### Given exercise:
Extract, from the listing that follows, each line containing the word "text".

### The data:
== == ==
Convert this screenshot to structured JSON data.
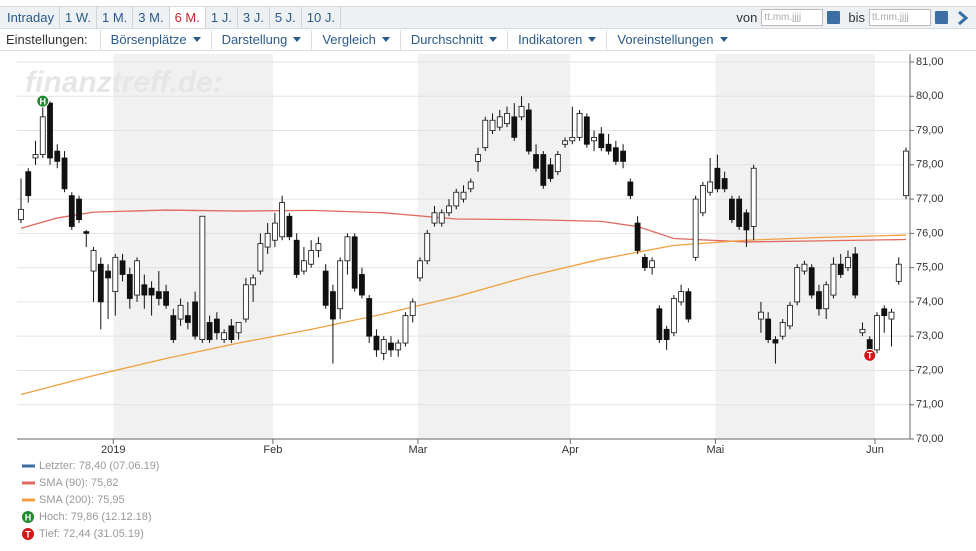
{
  "toolbar": {
    "ranges": [
      "Intraday",
      "1 W.",
      "1 M.",
      "3 M.",
      "6 M.",
      "1 J.",
      "3 J.",
      "5 J.",
      "10 J."
    ],
    "active_range": 4,
    "from_label": "von",
    "to_label": "bis",
    "date_placeholder": "tt.mm.jjjj"
  },
  "menu": {
    "label": "Einstellungen:",
    "items": [
      "Börsenplätze",
      "Darstellung",
      "Vergleich",
      "Durchschnitt",
      "Indikatoren",
      "Voreinstellungen"
    ]
  },
  "chart_data": {
    "type": "candlestick",
    "watermark": "finanztreff.de:",
    "ylim": [
      70,
      81
    ],
    "yticks": [
      {
        "value": 70,
        "label": "70,00"
      },
      {
        "value": 71,
        "label": "71,00"
      },
      {
        "value": 72,
        "label": "72,00"
      },
      {
        "value": 73,
        "label": "73,00"
      },
      {
        "value": 74,
        "label": "74,00"
      },
      {
        "value": 75,
        "label": "75,00"
      },
      {
        "value": 76,
        "label": "76,00"
      },
      {
        "value": 77,
        "label": "77,00"
      },
      {
        "value": 78,
        "label": "78,00"
      },
      {
        "value": 79,
        "label": "79,00"
      },
      {
        "value": 80,
        "label": "80,00"
      },
      {
        "value": 81,
        "label": "81,00"
      }
    ],
    "xlim": [
      0,
      122
    ],
    "xticks": [
      {
        "value": 13,
        "label": "2019"
      },
      {
        "value": 35,
        "label": "Feb"
      },
      {
        "value": 55,
        "label": "Mar"
      },
      {
        "value": 76,
        "label": "Apr"
      },
      {
        "value": 96,
        "label": "Mai"
      },
      {
        "value": 118,
        "label": "Jun"
      }
    ],
    "grid": true,
    "ohlc": [
      [
        76.4,
        77.6,
        76.3,
        76.7
      ],
      [
        77.8,
        77.9,
        76.9,
        77.1
      ],
      [
        78.2,
        78.7,
        78.0,
        78.3
      ],
      [
        78.3,
        79.86,
        78.2,
        79.4
      ],
      [
        79.8,
        79.85,
        78.0,
        78.2
      ],
      [
        78.4,
        78.6,
        77.9,
        78.1
      ],
      [
        78.2,
        78.4,
        77.2,
        77.3
      ],
      [
        77.1,
        77.2,
        76.1,
        76.2
      ],
      [
        77.0,
        77.1,
        76.3,
        76.4
      ],
      [
        76.05,
        76.1,
        75.6,
        76.0
      ],
      [
        74.9,
        75.6,
        74.0,
        75.5
      ],
      [
        75.1,
        75.3,
        73.2,
        74.0
      ],
      [
        74.9,
        75.1,
        73.5,
        74.7
      ],
      [
        74.3,
        75.4,
        73.6,
        75.3
      ],
      [
        75.2,
        75.4,
        74.6,
        74.8
      ],
      [
        74.8,
        75.0,
        73.8,
        74.1
      ],
      [
        74.2,
        75.3,
        74.0,
        75.2
      ],
      [
        74.5,
        74.8,
        73.8,
        74.2
      ],
      [
        74.4,
        74.6,
        73.6,
        74.2
      ],
      [
        74.3,
        74.9,
        73.9,
        74.1
      ],
      [
        74.3,
        74.5,
        73.8,
        73.9
      ],
      [
        73.6,
        73.8,
        72.8,
        72.9
      ],
      [
        73.5,
        74.1,
        73.3,
        73.9
      ],
      [
        73.6,
        74.0,
        73.2,
        73.4
      ],
      [
        74.0,
        74.3,
        72.9,
        73.0
      ],
      [
        72.9,
        76.5,
        72.8,
        76.5
      ],
      [
        73.4,
        73.6,
        72.8,
        72.9
      ],
      [
        73.5,
        73.7,
        72.9,
        73.1
      ],
      [
        72.9,
        73.2,
        72.8,
        73.1
      ],
      [
        73.3,
        73.5,
        72.8,
        72.9
      ],
      [
        73.1,
        73.4,
        72.9,
        73.4
      ],
      [
        73.5,
        74.7,
        73.4,
        74.5
      ],
      [
        74.5,
        74.8,
        74.0,
        74.7
      ],
      [
        74.9,
        76.0,
        74.8,
        75.7
      ],
      [
        75.6,
        76.3,
        75.4,
        76.0
      ],
      [
        75.8,
        76.6,
        75.6,
        76.3
      ],
      [
        75.9,
        77.1,
        75.8,
        76.9
      ],
      [
        76.5,
        76.6,
        75.8,
        75.9
      ],
      [
        75.8,
        76.0,
        74.7,
        74.8
      ],
      [
        74.9,
        75.6,
        74.8,
        75.2
      ],
      [
        75.1,
        75.8,
        75.0,
        75.5
      ],
      [
        75.5,
        75.9,
        75.3,
        75.7
      ],
      [
        74.9,
        75.1,
        73.8,
        73.9
      ],
      [
        74.3,
        74.5,
        72.2,
        73.5
      ],
      [
        73.8,
        75.3,
        73.5,
        75.2
      ],
      [
        75.2,
        76.0,
        74.8,
        75.9
      ],
      [
        75.9,
        76.0,
        74.3,
        74.4
      ],
      [
        74.8,
        75.0,
        74.1,
        74.2
      ],
      [
        74.1,
        74.2,
        72.8,
        73.0
      ],
      [
        73.0,
        73.2,
        72.4,
        72.6
      ],
      [
        72.5,
        73.0,
        72.3,
        72.9
      ],
      [
        72.8,
        73.0,
        72.4,
        72.6
      ],
      [
        72.6,
        72.9,
        72.4,
        72.8
      ],
      [
        72.8,
        73.7,
        72.7,
        73.6
      ],
      [
        73.6,
        74.1,
        73.4,
        74.0
      ],
      [
        74.7,
        75.3,
        74.6,
        75.2
      ],
      [
        75.2,
        76.1,
        75.1,
        76.0
      ],
      [
        76.3,
        76.8,
        76.2,
        76.6
      ],
      [
        76.3,
        76.7,
        76.2,
        76.6
      ],
      [
        76.6,
        77.0,
        76.5,
        76.8
      ],
      [
        76.8,
        77.3,
        76.7,
        77.2
      ],
      [
        77.0,
        77.4,
        76.9,
        77.2
      ],
      [
        77.3,
        77.6,
        77.2,
        77.5
      ],
      [
        78.1,
        78.5,
        77.8,
        78.3
      ],
      [
        78.5,
        79.4,
        78.4,
        79.3
      ],
      [
        79.0,
        79.5,
        78.9,
        79.3
      ],
      [
        79.1,
        79.6,
        79.0,
        79.4
      ],
      [
        79.2,
        79.7,
        79.1,
        79.5
      ],
      [
        79.4,
        79.8,
        78.7,
        78.8
      ],
      [
        79.4,
        80.0,
        79.3,
        79.7
      ],
      [
        79.6,
        79.8,
        78.3,
        78.4
      ],
      [
        78.3,
        78.6,
        77.8,
        77.9
      ],
      [
        78.3,
        78.4,
        77.3,
        77.4
      ],
      [
        78.0,
        78.2,
        77.5,
        77.6
      ],
      [
        77.8,
        78.4,
        77.7,
        78.3
      ],
      [
        78.6,
        78.8,
        78.5,
        78.7
      ],
      [
        78.7,
        79.7,
        78.6,
        78.8
      ],
      [
        78.8,
        79.6,
        78.7,
        79.5
      ],
      [
        79.4,
        79.5,
        78.5,
        78.6
      ],
      [
        78.7,
        79.0,
        78.4,
        78.8
      ],
      [
        78.9,
        79.1,
        78.4,
        78.5
      ],
      [
        78.6,
        78.9,
        78.3,
        78.4
      ],
      [
        78.5,
        78.7,
        78.0,
        78.1
      ],
      [
        78.4,
        78.6,
        77.9,
        78.1
      ],
      [
        77.5,
        77.6,
        77.0,
        77.1
      ],
      [
        76.3,
        76.5,
        75.4,
        75.5
      ],
      [
        75.3,
        75.4,
        74.9,
        75.0
      ],
      [
        75.0,
        75.3,
        74.8,
        75.2
      ],
      [
        73.8,
        73.9,
        72.8,
        72.9
      ],
      [
        73.2,
        73.3,
        72.6,
        72.9
      ],
      [
        73.1,
        74.2,
        73.0,
        74.1
      ],
      [
        74.0,
        74.5,
        73.9,
        74.3
      ],
      [
        74.3,
        74.4,
        73.4,
        73.5
      ],
      [
        75.3,
        77.1,
        75.2,
        77.0
      ],
      [
        76.6,
        77.5,
        76.5,
        77.4
      ],
      [
        77.2,
        78.2,
        77.1,
        77.5
      ],
      [
        77.9,
        78.3,
        77.2,
        77.3
      ],
      [
        77.6,
        77.8,
        77.2,
        77.3
      ],
      [
        77.0,
        77.1,
        76.3,
        76.4
      ],
      [
        77.0,
        77.1,
        76.1,
        76.2
      ],
      [
        76.6,
        76.7,
        75.6,
        76.1
      ],
      [
        76.2,
        78.0,
        75.8,
        77.9
      ],
      [
        73.5,
        74.0,
        73.1,
        73.7
      ],
      [
        73.5,
        73.7,
        72.8,
        72.9
      ],
      [
        72.9,
        73.0,
        72.2,
        72.8
      ],
      [
        73.0,
        73.5,
        72.9,
        73.4
      ],
      [
        73.3,
        74.0,
        73.2,
        73.9
      ],
      [
        74.0,
        75.1,
        73.9,
        75.0
      ],
      [
        74.9,
        75.2,
        74.8,
        75.1
      ],
      [
        75.0,
        75.1,
        74.1,
        74.2
      ],
      [
        74.3,
        74.5,
        73.6,
        73.8
      ],
      [
        73.8,
        74.6,
        73.5,
        74.5
      ],
      [
        74.2,
        75.3,
        74.1,
        75.1
      ],
      [
        75.1,
        75.4,
        74.7,
        74.8
      ],
      [
        75.0,
        75.5,
        74.9,
        75.3
      ],
      [
        75.4,
        75.6,
        74.1,
        74.2
      ],
      [
        73.1,
        73.4,
        73.0,
        73.2
      ],
      [
        72.9,
        73.0,
        72.44,
        72.6
      ],
      [
        72.6,
        73.7,
        72.5,
        73.6
      ],
      [
        73.8,
        73.9,
        73.1,
        73.6
      ],
      [
        73.5,
        73.8,
        72.7,
        73.7
      ],
      [
        74.6,
        75.3,
        74.5,
        75.1
      ],
      [
        77.1,
        78.5,
        77.0,
        78.4
      ]
    ],
    "series": [
      {
        "color": "#e06a60",
        "x": [
          0,
          5,
          10,
          20,
          30,
          40,
          50,
          60,
          70,
          80,
          85,
          90,
          100,
          110,
          122
        ],
        "values": [
          76.15,
          76.45,
          76.62,
          76.68,
          76.65,
          76.67,
          76.6,
          76.42,
          76.4,
          76.35,
          76.2,
          75.85,
          75.75,
          75.78,
          75.82
        ]
      },
      {
        "color": "#f0a040",
        "x": [
          0,
          10,
          20,
          30,
          40,
          50,
          60,
          70,
          80,
          90,
          100,
          110,
          122
        ],
        "values": [
          71.3,
          71.85,
          72.35,
          72.8,
          73.2,
          73.65,
          74.15,
          74.75,
          75.25,
          75.65,
          75.8,
          75.88,
          75.95
        ]
      }
    ],
    "markers": [
      {
        "label": "H",
        "x": 3,
        "value": 79.86,
        "color": "#1e8a2e"
      },
      {
        "label": "T",
        "x": 117,
        "value": 72.44,
        "color": "#d01818"
      }
    ],
    "legend": [
      {
        "text": "Letzter: 78,40 (07.06.19)",
        "color": "#3a6ea5"
      },
      {
        "text": "SMA (90): 75,82",
        "color": "#e06a60"
      },
      {
        "text": "SMA (200): 75,95",
        "color": "#f0a040"
      },
      {
        "text": "Hoch: 79,86 (12.12.18)",
        "icon": "H",
        "color": "#1e8a2e"
      },
      {
        "text": "Tief: 72,44 (31.05.19)",
        "icon": "T",
        "color": "#d01818"
      }
    ]
  }
}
== == ==
### Result of the exercise:
        "text": "Letzter: 78,40 (07.06.19)",
        "text": "SMA (90): 75,82",
        "text": "SMA (200): 75,95",
        "text": "Hoch: 79,86 (12.12.18)",
        "text": "Tief: 72,44 (31.05.19)",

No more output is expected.